──────── Vorliegender Auszug

• 15.04.2016, 08:35:43
  • /
  • OTS0012 OTW0012

PRAEVENIRE Gesundheitsforum Seitenstetten: Im Zeichen von Public Health und Impfschutz

v. l. n. r.: Dr. Armin Fidler, Univ.-Prof. Dr. Ursula
Wiedermann-Schmidt, Cristian Baeza, MD, MPH und Prof. Seppo Meri

Seitenstetten (OTS) - Im Rahmen des PRAEVENIRE Gesundheitsforums
wurde „Public Health“ am 14. April, als erster von vier
Themenschwerpunkten, umfassend diskutiert. Unter dem Titel „Public
Health – Vaccination“ verfolgten die Experten das Ziel, international
erfolgreiche Lösungen zu diskutieren und auf Basis von
österreichischen Beschlüssen ein Modell zur konkreten Umsetzung in
der niederösterreichischen Marktgemeinde Pöggstall zu entwickeln. Der
Fokus lag auf dem Public Health-Teilbereich Impfschutz. Eine
Videobotschaft des österreichischen Finanzministers Dr. Hans Jörg
Schelling stimmte die Teilnehmer des PRAEVENIRE Gesundheitsforums auf
den Tag ein. Er wünschte ihnen konstruktive Diskussionen und viel
Erfolg bei der Erarbeitung konkreter Projektpläne zur Umsetzung in
den PRAEVENIRE-Gemeinden.

Der von der London School of Economics (LSE) publizierte Bericht
„Public Health in Austria – An Analysis of the Status of Public
Health” des Jahres 2011 zeigte Problemfelder und
Optimierungspotenziale im Public Health-Sektor in Österreich auf. Ein
daran angelehnter von der PERI Group in Zusammenarbeit mit dem
Management Center Innsbruck (MCI) veröffentlichter Report
kritisierte, dass noch immer keine einheitliche Übersetzung des
Begriffs ins Deutsche existiert, wodurch verschiedenste Assoziationen
entstehen. Zudem fehlt es in Österreich an einer leitenden Public
Health-Institution, wie es sie in skandinavischen Ländern,
Großbritannien oder der Schweiz bereits gibt. Ein weiterer
Kritikpunkt ist die Verteilung von Geldern nach dem
„Gießkannenprinzip“.

────────────────

■ Aufgaben
(1) Gib den Teil des Auszugs wortgetreu wieder, der mit den Worten „Seitenstetten (OTS) - Im“ beginnt und mit „den PRAEVENIRE-Gemeinden.“ endet.
(2) In welcher Gemeinde soll laut Auszug das Modell zur konkreten Umsetzung entwickelt werden?
Verwende ausschließlich den Auszug als Grundlage.

──────── Erfasste Daten

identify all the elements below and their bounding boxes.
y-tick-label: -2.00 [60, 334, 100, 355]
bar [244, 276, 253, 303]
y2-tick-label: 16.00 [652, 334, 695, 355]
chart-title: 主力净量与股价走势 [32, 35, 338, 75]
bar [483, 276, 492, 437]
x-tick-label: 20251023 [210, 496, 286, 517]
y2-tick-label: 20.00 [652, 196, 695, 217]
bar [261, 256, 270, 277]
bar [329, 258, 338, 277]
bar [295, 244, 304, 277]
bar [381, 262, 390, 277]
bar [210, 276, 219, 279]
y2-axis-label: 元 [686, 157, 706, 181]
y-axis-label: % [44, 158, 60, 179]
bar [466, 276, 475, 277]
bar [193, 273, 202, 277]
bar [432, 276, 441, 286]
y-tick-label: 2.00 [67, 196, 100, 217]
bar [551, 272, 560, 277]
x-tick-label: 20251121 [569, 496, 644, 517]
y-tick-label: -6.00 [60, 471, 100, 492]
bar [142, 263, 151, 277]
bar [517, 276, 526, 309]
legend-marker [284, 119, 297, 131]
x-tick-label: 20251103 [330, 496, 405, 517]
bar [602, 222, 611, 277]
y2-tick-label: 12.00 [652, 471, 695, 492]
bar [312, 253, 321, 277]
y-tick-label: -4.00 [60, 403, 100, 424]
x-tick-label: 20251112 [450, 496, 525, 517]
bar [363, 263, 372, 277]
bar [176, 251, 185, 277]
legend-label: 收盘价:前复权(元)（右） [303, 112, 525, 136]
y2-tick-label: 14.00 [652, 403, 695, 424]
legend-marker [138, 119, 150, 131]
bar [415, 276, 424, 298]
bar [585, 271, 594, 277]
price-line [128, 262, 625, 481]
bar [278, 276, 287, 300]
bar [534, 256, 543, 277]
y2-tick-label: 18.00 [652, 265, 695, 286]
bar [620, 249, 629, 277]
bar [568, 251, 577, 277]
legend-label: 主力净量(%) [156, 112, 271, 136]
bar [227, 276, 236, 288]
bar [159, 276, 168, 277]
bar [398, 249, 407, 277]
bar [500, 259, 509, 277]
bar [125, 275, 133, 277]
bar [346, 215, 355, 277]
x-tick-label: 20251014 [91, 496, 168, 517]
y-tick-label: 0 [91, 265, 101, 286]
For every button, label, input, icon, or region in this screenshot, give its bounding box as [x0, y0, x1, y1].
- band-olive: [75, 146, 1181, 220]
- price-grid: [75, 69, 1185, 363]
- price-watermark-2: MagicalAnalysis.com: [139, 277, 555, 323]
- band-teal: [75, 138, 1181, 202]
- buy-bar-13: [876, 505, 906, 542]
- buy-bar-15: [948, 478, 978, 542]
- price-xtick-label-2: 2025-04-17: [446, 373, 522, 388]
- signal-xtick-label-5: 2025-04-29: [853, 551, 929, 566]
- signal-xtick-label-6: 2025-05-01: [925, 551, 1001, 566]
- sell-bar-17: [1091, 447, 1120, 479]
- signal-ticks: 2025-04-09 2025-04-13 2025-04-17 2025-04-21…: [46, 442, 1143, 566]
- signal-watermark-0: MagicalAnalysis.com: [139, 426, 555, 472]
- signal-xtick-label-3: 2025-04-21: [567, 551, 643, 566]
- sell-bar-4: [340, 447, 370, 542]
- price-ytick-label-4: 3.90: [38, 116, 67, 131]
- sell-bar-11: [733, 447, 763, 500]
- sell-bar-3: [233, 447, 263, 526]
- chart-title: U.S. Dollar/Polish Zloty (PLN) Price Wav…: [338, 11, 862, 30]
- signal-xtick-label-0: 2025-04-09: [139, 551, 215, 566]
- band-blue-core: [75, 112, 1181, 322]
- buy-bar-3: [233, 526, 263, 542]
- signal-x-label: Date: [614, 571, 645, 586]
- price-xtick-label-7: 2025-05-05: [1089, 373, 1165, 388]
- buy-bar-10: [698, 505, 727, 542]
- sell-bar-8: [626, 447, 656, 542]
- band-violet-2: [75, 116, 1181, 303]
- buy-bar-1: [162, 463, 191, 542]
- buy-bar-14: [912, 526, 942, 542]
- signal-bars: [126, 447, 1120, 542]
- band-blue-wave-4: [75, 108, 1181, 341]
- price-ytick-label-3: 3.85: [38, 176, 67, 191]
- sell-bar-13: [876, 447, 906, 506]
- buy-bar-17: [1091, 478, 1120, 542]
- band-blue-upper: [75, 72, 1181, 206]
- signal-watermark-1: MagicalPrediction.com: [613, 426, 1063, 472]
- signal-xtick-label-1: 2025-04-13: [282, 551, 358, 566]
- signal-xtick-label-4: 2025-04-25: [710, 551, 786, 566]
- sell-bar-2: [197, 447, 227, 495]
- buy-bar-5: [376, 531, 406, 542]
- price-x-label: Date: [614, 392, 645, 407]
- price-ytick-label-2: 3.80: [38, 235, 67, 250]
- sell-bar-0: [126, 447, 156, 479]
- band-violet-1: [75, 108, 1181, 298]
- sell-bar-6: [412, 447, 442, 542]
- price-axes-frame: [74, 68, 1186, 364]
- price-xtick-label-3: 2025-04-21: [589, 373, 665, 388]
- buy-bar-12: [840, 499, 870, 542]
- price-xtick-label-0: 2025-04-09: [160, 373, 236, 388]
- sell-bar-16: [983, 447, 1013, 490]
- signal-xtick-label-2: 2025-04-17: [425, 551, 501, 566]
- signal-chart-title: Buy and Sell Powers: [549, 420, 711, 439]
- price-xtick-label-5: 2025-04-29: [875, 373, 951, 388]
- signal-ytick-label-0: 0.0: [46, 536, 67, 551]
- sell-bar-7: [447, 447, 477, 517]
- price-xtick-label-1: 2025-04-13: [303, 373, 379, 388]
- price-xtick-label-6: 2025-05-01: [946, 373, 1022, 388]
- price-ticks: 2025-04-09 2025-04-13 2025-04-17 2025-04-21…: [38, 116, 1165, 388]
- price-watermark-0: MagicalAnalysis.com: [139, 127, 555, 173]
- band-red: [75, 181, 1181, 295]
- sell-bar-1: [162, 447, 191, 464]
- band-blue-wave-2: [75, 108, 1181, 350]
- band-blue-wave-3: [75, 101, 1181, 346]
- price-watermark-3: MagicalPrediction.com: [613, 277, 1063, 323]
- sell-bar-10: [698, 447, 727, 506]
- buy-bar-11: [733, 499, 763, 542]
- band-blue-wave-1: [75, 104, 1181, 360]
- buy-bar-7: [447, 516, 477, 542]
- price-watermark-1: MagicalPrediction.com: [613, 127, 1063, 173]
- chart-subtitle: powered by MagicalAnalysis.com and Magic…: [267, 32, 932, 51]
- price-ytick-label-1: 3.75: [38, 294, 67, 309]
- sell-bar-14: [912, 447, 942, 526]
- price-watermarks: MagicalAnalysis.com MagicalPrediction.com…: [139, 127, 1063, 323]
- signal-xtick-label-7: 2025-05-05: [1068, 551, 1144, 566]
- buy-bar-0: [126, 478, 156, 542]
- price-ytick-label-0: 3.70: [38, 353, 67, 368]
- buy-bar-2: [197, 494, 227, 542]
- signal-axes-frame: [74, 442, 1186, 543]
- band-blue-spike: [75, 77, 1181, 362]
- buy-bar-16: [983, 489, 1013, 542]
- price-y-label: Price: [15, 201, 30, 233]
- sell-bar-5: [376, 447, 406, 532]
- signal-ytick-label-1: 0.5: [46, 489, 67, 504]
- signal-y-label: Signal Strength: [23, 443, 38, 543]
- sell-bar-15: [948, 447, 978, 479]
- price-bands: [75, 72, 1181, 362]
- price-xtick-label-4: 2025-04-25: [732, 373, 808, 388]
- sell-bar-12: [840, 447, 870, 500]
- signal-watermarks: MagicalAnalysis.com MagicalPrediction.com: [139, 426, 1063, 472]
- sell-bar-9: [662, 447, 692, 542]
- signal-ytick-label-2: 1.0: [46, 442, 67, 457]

────────────────

■ Lösungen
(1)
Seitenstetten (OTS) - Im Rahmen des PRAEVENIRE Gesundheitsforums
wurde „Public Health“ am 14. April, als erster von vier
Themenschwerpunkten, umfassend diskutiert. Unter dem Titel „Public
Health – Vaccination“ verfolgten die Experten das Ziel, international
erfolgreiche Lösungen zu diskutieren und auf Basis von
österreichischen Beschlüssen ein Modell zur konkreten Umsetzung in
der niederösterreichischen Marktgemeinde Pöggstall zu entwickeln. Der
Fokus lag auf dem Public Health-Teilbereich Impfschutz. Eine
Videobotschaft des österreichischen Finanzministers Dr. Hans Jörg
Schelling stimmte die Teilnehmer des PRAEVENIRE Gesundheitsforums auf
den Tag ein. Er wünschte ihnen konstruktive Diskussionen und viel
Erfolg bei der Erarbeitung konkreter Projektpläne zur Umsetzung in
den PRAEVENIRE-Gemeinden.

(2) In der niederösterreichischen Marktgemeinde Pöggstall.